◆ **WHAT TO DO**
Search the material for the word "способностями" and report each line where it turns up.

◆ **Saved entries**

^^^^^^^^^^^^^^^^

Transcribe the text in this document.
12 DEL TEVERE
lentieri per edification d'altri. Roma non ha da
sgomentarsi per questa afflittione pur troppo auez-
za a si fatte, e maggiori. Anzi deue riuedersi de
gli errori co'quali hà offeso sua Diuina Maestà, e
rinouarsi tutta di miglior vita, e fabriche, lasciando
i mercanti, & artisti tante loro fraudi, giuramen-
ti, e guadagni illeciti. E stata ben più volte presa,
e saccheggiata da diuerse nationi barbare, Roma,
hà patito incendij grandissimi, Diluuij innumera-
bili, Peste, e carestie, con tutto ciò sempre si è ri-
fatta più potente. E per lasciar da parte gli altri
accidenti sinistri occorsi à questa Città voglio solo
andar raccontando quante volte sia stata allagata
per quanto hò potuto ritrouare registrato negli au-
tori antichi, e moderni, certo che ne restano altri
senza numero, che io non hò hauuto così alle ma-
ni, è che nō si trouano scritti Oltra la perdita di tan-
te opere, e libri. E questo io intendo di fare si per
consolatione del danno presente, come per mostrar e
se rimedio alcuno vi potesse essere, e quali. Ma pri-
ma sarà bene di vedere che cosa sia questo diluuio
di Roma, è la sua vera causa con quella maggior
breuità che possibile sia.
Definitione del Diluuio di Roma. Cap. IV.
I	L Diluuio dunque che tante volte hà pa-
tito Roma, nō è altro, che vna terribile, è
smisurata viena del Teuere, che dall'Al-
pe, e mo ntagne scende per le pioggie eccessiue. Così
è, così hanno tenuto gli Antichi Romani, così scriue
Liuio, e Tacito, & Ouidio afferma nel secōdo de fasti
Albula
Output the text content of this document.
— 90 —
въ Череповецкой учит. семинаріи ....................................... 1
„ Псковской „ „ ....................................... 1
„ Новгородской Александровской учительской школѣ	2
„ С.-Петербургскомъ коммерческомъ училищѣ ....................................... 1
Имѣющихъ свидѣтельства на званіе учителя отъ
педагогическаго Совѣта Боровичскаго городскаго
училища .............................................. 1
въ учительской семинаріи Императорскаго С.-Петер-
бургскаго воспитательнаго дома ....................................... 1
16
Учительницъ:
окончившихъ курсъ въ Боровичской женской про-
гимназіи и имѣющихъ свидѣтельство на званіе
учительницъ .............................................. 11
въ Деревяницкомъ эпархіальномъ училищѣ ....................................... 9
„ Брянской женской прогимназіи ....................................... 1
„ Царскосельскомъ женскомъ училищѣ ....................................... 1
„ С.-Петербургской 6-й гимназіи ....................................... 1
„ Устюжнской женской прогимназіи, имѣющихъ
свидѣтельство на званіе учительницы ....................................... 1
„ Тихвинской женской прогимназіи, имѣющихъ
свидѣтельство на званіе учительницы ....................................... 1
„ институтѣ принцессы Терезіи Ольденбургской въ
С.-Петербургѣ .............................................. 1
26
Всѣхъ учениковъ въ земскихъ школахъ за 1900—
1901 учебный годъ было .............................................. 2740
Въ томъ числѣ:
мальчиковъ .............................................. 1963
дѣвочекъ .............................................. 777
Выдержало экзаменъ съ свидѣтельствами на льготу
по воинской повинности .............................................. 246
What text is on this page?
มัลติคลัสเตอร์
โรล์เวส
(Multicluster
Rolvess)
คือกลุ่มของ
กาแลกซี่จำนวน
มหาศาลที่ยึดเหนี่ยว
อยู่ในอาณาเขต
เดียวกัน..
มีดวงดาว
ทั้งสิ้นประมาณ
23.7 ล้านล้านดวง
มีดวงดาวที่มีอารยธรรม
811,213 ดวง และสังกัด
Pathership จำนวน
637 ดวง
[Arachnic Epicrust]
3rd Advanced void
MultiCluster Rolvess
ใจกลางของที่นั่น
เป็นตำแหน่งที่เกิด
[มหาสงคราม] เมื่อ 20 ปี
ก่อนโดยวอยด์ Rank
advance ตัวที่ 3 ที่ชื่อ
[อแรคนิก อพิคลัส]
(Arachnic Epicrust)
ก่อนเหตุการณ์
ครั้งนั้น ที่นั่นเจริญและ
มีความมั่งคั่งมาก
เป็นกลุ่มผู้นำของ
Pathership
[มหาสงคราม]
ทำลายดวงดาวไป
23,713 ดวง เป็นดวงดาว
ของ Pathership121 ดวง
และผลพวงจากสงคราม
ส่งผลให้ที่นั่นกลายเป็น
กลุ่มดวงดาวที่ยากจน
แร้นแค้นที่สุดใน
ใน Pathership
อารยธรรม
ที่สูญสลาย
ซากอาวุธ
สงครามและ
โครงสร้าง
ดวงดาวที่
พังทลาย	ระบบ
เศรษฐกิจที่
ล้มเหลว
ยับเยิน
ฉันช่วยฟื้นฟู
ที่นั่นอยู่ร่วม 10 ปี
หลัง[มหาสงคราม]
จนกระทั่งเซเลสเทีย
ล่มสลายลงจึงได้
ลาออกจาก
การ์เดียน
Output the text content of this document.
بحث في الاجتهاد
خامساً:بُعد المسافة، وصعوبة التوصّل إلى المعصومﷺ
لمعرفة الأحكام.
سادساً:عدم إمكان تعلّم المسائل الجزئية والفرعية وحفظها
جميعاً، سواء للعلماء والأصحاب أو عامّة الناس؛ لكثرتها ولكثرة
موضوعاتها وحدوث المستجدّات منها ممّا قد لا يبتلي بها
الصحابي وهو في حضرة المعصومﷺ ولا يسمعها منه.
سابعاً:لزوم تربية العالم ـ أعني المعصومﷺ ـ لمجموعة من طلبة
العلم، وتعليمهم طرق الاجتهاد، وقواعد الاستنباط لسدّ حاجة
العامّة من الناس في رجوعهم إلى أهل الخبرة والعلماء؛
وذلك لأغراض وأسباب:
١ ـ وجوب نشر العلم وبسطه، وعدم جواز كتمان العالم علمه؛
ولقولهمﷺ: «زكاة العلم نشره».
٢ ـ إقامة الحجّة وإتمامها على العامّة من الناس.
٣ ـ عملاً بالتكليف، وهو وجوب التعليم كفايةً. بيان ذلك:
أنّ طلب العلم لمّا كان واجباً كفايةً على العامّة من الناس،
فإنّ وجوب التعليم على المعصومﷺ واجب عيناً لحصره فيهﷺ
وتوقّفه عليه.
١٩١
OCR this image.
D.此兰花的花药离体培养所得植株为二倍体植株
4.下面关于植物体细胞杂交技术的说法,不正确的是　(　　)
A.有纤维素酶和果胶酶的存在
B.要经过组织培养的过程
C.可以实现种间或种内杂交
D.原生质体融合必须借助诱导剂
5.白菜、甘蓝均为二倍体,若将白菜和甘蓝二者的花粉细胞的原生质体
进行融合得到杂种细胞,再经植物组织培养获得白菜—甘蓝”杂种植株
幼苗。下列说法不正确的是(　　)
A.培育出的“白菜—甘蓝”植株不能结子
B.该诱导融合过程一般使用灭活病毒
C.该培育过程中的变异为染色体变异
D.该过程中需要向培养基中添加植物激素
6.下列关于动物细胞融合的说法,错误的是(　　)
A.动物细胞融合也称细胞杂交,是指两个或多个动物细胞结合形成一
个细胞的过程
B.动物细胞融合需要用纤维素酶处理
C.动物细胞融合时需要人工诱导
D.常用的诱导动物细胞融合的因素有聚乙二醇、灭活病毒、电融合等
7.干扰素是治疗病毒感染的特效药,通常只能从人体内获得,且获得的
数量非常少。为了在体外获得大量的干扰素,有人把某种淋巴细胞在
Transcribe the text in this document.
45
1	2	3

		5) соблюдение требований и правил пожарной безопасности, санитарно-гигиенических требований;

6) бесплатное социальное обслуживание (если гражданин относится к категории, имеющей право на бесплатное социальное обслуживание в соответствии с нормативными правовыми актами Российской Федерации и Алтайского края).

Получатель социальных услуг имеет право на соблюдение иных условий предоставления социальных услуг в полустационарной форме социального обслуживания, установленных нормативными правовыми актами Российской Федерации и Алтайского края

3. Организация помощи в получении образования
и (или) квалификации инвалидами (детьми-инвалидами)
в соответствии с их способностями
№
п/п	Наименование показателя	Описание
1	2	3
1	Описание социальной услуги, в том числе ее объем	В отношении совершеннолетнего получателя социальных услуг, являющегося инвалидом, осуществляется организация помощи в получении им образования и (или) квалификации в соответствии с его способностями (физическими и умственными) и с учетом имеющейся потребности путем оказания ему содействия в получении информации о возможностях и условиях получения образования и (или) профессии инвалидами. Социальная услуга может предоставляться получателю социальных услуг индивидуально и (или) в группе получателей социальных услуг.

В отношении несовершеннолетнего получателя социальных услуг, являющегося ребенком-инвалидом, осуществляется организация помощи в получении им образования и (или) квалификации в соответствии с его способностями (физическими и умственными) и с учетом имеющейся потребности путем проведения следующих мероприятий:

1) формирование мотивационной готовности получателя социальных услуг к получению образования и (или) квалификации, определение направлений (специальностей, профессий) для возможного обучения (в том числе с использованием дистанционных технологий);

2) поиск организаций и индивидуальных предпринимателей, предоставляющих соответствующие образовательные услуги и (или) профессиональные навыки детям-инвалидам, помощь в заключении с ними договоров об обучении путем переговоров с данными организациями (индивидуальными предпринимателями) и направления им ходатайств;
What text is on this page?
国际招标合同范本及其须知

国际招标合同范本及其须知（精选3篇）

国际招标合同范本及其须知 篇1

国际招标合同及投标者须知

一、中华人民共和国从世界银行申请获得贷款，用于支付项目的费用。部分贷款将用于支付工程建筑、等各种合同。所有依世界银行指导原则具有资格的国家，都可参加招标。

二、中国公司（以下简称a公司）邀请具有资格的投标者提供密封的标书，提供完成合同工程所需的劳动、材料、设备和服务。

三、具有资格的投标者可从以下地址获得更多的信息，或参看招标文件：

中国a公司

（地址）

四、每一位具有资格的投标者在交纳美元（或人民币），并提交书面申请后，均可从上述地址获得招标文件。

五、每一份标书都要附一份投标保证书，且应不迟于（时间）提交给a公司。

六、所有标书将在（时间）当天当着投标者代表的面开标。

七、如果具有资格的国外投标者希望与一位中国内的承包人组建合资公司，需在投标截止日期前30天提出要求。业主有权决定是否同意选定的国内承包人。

^^^^^^^^^^^^^^^^

◆ **RESPONSE TO THIS EXERCISE**
в соответствии с их способностями
1	Описание социальной услуги, в том числе ее объем	В отношении совершеннолетнего получателя социальных услуг, являющегося инвалидом, осуществляется организация помощи в получении им образования и (или) квалификации в соответствии с его способностями (физическими и умственными) и с учетом имеющейся потребности путем оказания ему содействия в получении информации о возможностях и условиях получения образования и (или) профессии инвалидами. Социальная услуга может предоставляться получателю социальных услуг индивидуально и (или) в группе получателей социальных услуг.
В отношении несовершеннолетнего получателя социальных услуг, являющегося ребенком-инвалидом, осуществляется организация помощи в получении им образования и (или) квалификации в соответствии с его способностями (физическими и умственными) и с учетом имеющейся потребности путем проведения следующих мероприятий:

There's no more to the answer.